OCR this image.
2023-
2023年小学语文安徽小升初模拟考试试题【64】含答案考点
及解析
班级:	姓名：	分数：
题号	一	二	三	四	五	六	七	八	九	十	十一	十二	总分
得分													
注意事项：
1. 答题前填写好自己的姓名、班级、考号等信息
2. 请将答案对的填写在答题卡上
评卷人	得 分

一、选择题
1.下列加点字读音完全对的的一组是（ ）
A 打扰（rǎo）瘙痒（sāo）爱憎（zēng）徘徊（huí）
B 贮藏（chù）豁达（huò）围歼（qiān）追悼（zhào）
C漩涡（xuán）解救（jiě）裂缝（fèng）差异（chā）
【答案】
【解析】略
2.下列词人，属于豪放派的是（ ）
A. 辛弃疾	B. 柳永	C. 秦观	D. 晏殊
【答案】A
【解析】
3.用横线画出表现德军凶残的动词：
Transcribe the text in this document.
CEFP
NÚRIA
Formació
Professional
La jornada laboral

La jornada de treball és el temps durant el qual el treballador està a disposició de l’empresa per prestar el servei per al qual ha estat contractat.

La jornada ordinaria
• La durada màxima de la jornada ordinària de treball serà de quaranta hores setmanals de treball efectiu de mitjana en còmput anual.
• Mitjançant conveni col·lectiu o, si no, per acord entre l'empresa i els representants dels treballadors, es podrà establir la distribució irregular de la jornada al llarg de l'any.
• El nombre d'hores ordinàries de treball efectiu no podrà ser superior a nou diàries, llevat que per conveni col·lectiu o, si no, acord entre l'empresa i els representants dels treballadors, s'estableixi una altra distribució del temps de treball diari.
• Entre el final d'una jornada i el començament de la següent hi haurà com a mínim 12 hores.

····················

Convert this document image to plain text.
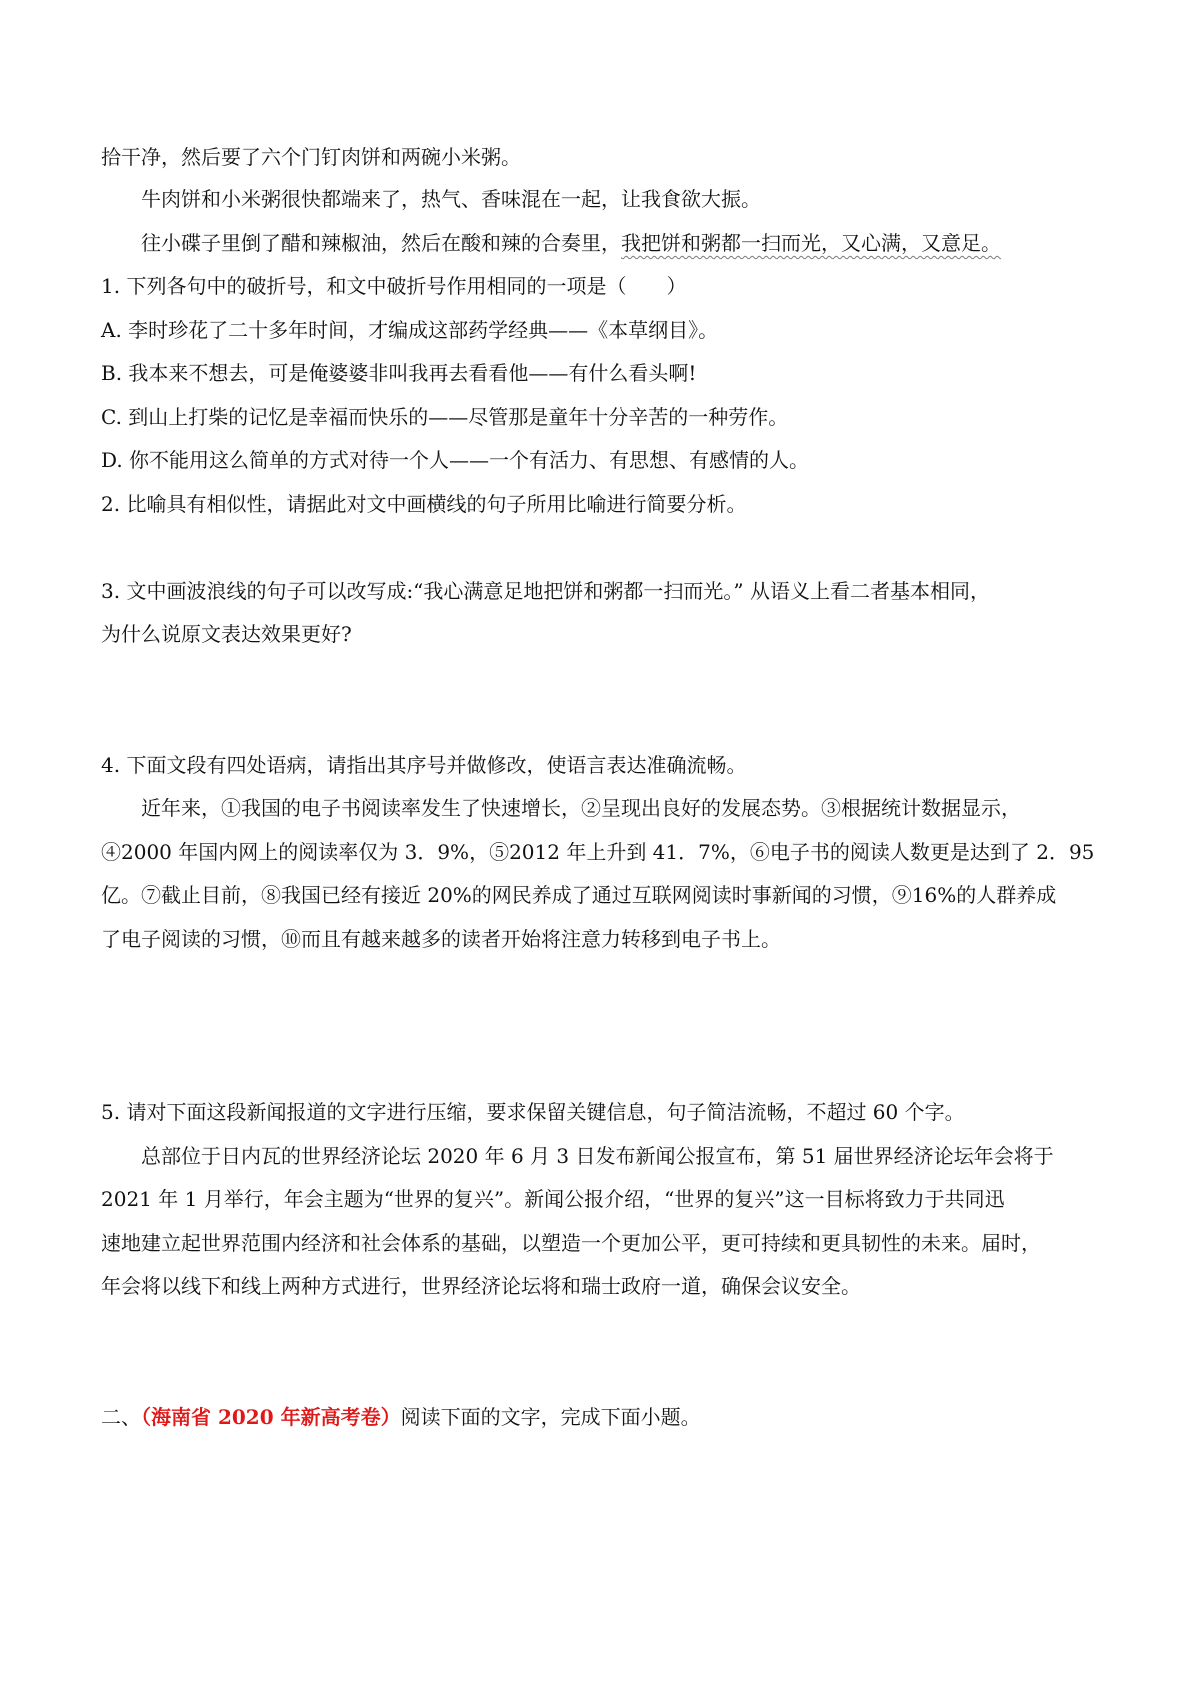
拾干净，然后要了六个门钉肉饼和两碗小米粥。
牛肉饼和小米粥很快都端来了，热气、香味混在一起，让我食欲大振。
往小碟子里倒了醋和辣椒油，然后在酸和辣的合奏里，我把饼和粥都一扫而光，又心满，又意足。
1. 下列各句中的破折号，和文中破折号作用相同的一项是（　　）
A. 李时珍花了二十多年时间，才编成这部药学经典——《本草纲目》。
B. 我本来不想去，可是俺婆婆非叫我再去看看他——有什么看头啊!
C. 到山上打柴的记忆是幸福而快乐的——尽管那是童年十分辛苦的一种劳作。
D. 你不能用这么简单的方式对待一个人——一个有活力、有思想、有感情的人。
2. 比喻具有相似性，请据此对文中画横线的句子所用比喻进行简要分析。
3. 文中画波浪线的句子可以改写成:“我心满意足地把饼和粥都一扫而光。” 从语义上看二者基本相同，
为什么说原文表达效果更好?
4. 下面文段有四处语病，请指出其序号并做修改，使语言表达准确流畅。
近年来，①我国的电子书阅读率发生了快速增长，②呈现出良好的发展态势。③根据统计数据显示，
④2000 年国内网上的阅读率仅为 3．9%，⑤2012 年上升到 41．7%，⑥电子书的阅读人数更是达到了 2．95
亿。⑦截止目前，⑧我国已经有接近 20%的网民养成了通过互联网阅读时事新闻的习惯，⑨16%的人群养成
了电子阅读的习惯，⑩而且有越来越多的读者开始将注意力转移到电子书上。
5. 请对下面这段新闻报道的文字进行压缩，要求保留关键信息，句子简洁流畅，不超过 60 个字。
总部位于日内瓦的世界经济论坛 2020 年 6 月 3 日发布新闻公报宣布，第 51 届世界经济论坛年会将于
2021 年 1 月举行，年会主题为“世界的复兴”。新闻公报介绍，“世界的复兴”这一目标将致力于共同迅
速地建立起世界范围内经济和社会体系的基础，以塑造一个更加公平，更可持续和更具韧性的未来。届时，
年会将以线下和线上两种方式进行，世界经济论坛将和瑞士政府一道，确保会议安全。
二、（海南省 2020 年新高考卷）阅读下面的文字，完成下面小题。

····················

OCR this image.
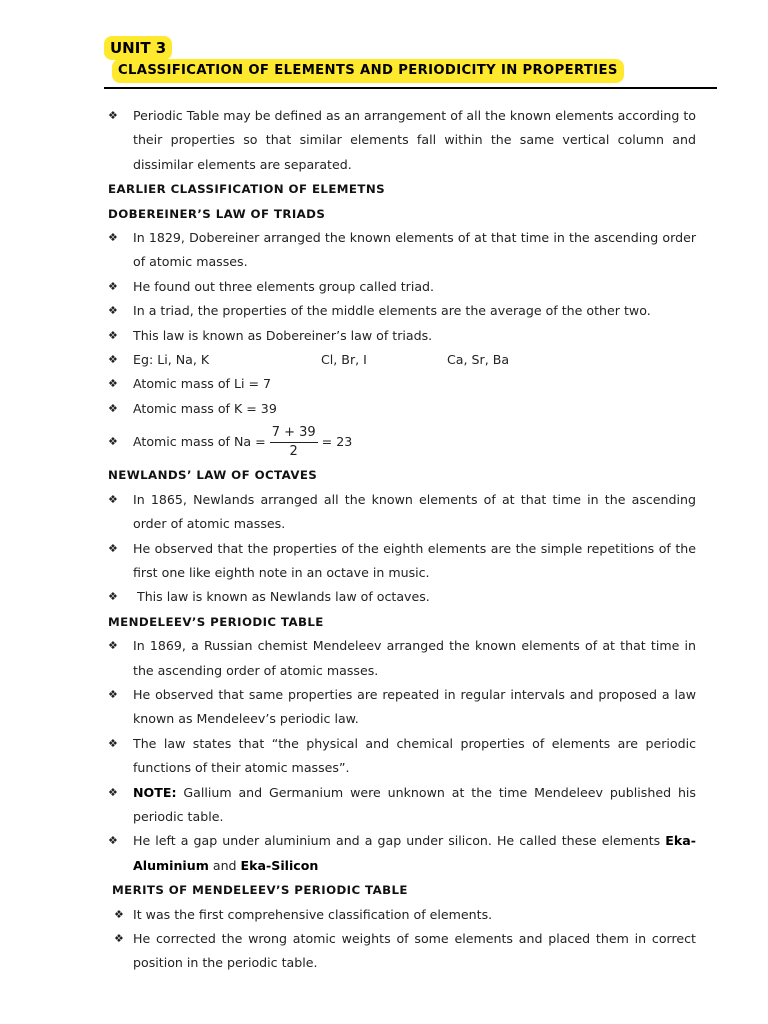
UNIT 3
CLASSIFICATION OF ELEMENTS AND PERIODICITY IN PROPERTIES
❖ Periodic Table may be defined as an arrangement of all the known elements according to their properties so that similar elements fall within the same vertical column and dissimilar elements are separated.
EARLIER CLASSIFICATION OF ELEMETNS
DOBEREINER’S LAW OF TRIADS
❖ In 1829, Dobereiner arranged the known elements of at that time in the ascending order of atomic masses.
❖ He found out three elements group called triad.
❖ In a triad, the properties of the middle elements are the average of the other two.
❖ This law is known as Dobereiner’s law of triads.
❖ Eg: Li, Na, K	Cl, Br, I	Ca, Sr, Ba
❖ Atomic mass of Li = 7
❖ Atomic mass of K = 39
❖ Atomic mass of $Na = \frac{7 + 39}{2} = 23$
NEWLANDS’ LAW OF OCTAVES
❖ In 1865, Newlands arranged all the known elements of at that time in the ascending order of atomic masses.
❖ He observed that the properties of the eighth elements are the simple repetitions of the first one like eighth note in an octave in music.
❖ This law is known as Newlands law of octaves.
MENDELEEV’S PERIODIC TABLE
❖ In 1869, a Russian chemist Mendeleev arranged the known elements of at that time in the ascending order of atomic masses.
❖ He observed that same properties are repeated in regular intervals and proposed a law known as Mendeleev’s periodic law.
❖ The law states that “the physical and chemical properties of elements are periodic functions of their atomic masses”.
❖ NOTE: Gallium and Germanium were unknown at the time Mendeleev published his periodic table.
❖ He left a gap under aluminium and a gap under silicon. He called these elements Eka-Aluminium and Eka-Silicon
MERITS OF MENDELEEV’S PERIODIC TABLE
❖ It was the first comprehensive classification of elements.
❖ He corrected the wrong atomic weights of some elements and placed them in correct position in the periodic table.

····················

§ **WHAT IS ASKED**: Reproduce each line of the entries in which the word "arranged" is found.

§ **RESPONSE**:
❖ In 1829, Dobereiner arranged the known elements of at that time in the ascending order of atomic masses.
❖ In 1865, Newlands arranged all the known elements of at that time in the ascending order of atomic masses.
❖ In 1869, a Russian chemist Mendeleev arranged the known elements of at that time in the ascending order of atomic masses.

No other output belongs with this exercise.